For every line in the records that has the word "Solar", make a copy.

------------------------------------------------------------

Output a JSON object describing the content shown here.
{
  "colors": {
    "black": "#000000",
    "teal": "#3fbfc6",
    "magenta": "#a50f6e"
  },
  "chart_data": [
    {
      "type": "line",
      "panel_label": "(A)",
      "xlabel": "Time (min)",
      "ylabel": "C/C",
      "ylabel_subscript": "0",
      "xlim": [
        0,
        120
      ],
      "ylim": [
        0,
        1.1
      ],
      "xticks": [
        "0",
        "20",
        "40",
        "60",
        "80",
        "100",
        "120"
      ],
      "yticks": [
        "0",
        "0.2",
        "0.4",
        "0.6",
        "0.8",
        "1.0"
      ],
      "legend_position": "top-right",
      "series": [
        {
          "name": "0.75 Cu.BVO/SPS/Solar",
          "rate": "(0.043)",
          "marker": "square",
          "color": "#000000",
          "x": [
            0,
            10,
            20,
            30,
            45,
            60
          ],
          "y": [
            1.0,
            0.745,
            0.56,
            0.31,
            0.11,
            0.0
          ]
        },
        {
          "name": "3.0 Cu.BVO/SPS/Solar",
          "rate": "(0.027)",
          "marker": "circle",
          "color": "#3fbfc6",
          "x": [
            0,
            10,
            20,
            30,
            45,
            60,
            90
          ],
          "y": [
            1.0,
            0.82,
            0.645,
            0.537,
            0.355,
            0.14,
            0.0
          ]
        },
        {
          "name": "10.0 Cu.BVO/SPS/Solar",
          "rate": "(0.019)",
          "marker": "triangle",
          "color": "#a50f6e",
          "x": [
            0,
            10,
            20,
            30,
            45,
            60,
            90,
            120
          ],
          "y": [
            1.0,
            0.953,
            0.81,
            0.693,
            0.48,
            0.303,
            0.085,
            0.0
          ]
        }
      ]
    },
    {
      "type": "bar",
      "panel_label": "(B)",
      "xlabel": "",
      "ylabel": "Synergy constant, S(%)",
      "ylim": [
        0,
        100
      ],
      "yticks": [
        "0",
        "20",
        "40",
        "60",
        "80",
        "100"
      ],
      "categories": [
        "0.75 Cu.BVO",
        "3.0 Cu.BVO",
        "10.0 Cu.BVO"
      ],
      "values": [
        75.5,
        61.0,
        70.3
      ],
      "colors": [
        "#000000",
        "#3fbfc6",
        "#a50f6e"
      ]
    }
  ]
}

------------------------------------------------------------

▶ Finished answer
          "name": "0.75 Cu.BVO/SPS/Solar",
          "name": "3.0 Cu.BVO/SPS/Solar",
          "name": "10.0 Cu.BVO/SPS/Solar",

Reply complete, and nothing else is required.